=== What to produce ===
Quote every line as written. Omit pictures.

=== Records shown ===
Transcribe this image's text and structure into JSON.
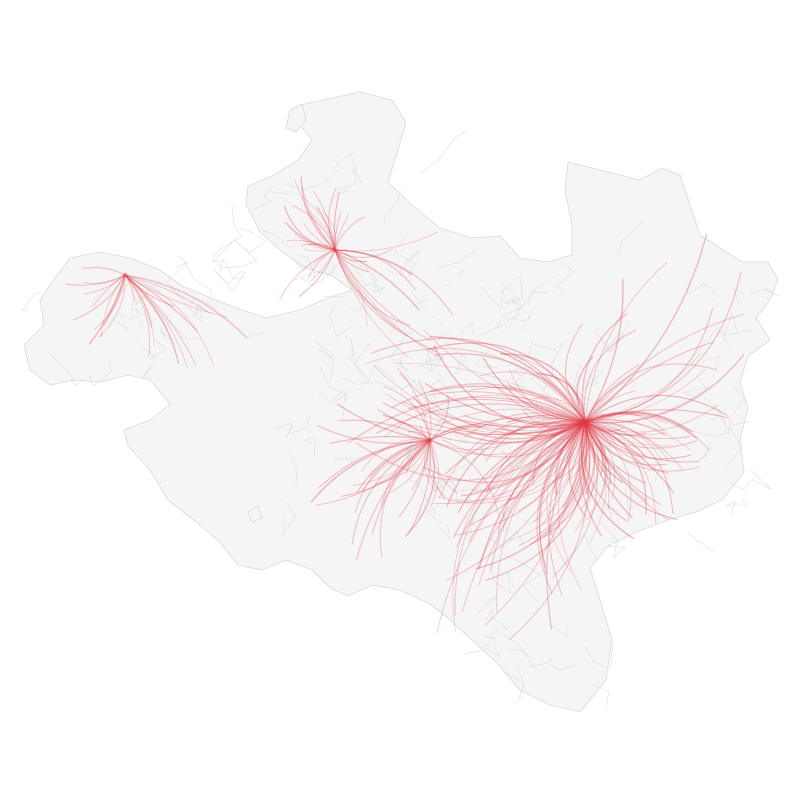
{
  "map": {
    "style": {
      "land_fill": "#f5f5f6",
      "land_stroke": "#d9d9dc",
      "border_stroke": "#dedee2",
      "flow_color": "#e03a46",
      "flow_opacity": 0.3
    },
    "legend": "none",
    "labels": "none",
    "hubs": [
      {
        "id": "main-hub",
        "role": "primary",
        "flow_count": 190
      },
      {
        "id": "north-node",
        "role": "secondary",
        "flow_count": 42
      },
      {
        "id": "west-node",
        "role": "secondary",
        "flow_count": 26
      },
      {
        "id": "central-node",
        "role": "secondary",
        "flow_count": 44
      }
    ]
  }
}
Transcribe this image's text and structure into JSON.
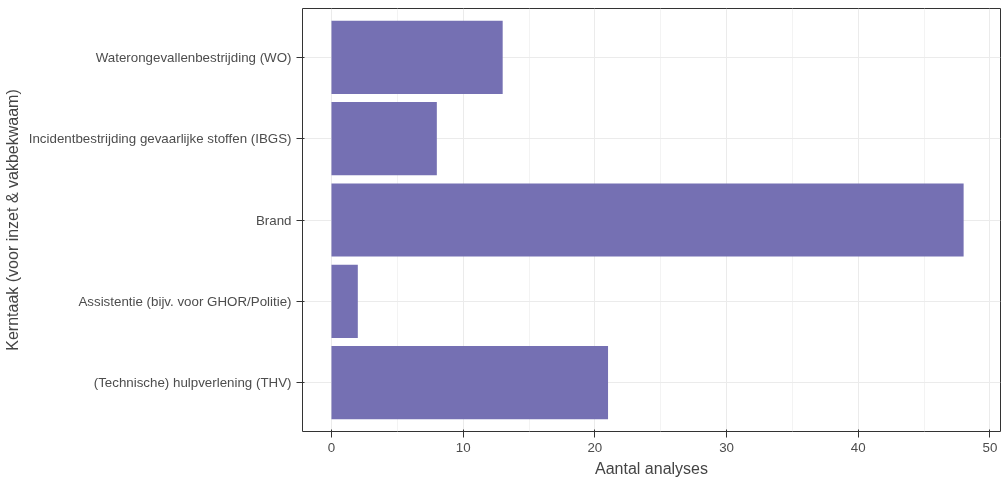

=== Exercise result ===
Transcribe this image's text and structure into JSON.
{
  "map": {
    "style": {
      "land_fill": "#f5f5f6",
      "land_stroke": "#d9d9dc",
      "border_stroke": "#dedee2",
      "flow_color": "#e03a46",
      "flow_opacity": 0.3
    },
    "legend": "none",
    "labels": "none",
    "hubs": [
      {
        "id": "main-hub",
        "role": "primary",
        "flow_count": 190
      },
      {
        "id": "north-node",
        "role": "secondary",
        "flow_count": 42
      },
      {
        "id": "west-node",
        "role": "secondary",
        "flow_count": 26
      },
      {
        "id": "central-node",
        "role": "secondary",
        "flow_count": 44
      }
    ]
  }
}
Transcribe this image's text and structure into JSON.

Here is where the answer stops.